### Work to be completed:
From the listing below, return each line that includes "kvinnen".
----- Listing
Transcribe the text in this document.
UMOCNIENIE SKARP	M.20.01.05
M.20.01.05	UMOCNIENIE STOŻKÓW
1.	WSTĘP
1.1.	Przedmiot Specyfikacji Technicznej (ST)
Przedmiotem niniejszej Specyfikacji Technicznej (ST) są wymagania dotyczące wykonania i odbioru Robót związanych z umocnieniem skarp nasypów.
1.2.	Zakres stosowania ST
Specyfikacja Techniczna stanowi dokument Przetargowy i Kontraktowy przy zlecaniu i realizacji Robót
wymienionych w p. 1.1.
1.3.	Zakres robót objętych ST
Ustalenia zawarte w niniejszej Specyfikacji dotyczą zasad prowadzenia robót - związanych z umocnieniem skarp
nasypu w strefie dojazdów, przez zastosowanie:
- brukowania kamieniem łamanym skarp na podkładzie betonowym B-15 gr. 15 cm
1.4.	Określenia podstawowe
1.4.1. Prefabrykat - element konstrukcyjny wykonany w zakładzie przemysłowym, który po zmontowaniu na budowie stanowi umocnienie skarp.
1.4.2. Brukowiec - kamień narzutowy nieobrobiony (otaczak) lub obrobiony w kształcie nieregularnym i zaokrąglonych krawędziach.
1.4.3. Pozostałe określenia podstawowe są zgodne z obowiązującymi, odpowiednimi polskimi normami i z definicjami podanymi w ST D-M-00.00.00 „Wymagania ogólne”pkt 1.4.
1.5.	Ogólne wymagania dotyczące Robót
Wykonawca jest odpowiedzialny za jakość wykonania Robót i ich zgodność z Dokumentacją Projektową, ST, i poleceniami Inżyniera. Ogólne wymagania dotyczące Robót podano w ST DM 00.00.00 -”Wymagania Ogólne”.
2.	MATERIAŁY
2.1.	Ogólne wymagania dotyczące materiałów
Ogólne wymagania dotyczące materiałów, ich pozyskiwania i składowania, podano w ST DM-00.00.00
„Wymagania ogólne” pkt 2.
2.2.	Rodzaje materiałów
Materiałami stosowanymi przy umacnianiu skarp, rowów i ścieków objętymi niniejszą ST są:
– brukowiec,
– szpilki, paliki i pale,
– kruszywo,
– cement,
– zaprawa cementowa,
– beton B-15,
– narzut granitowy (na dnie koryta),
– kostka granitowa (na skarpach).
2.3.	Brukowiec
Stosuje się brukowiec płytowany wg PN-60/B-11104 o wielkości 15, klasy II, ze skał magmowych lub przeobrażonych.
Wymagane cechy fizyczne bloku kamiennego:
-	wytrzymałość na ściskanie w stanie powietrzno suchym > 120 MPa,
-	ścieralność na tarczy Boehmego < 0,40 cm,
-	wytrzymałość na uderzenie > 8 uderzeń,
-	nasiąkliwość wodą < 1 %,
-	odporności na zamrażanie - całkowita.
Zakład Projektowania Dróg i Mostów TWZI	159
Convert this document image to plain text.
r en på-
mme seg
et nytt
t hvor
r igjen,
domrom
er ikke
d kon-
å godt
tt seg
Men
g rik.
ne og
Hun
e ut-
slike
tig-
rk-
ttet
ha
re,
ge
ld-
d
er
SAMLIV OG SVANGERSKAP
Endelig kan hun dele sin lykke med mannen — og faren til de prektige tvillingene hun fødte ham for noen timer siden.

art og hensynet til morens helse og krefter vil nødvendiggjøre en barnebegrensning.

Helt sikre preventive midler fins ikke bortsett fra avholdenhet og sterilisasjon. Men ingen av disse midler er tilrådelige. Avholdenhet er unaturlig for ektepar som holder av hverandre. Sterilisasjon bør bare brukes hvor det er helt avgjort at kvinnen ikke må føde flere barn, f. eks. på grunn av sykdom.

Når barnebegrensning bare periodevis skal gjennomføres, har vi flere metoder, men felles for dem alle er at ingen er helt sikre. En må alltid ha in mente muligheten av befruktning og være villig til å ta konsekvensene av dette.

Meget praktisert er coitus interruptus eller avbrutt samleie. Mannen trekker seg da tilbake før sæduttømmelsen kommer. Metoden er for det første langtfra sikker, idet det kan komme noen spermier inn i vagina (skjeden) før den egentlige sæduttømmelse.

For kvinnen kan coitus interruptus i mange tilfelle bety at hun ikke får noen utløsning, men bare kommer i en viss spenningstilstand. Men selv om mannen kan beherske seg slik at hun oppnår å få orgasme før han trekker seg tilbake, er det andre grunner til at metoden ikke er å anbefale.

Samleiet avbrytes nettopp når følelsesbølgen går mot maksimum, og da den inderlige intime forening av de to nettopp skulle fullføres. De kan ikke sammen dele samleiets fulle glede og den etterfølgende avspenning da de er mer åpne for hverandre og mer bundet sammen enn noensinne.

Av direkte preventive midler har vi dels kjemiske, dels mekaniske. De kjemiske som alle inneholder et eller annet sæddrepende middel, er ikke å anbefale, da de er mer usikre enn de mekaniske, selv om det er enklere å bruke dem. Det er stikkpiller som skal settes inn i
----------
### Result of the task:
Helt sikre preventive midler fins ikke bortsett fra avholdenhet og sterilisasjon. Men ingen av disse midler er tilrådelige. Avholdenhet er unaturlig for ektepar som holder av hverandre. Sterilisasjon bør bare brukes hvor det er helt avgjort at kvinnen ikke må føde flere barn, f. eks. på grunn av sykdom.
For kvinnen kan coitus interruptus i mange tilfelle bety at hun ikke får noen utløsning, men bare kommer i en viss spenningstilstand. Men selv om mannen kan beherske seg slik at hun oppnår å få orgasme før han trekker seg tilbake, er det andre grunner til at metoden ikke er å anbefale.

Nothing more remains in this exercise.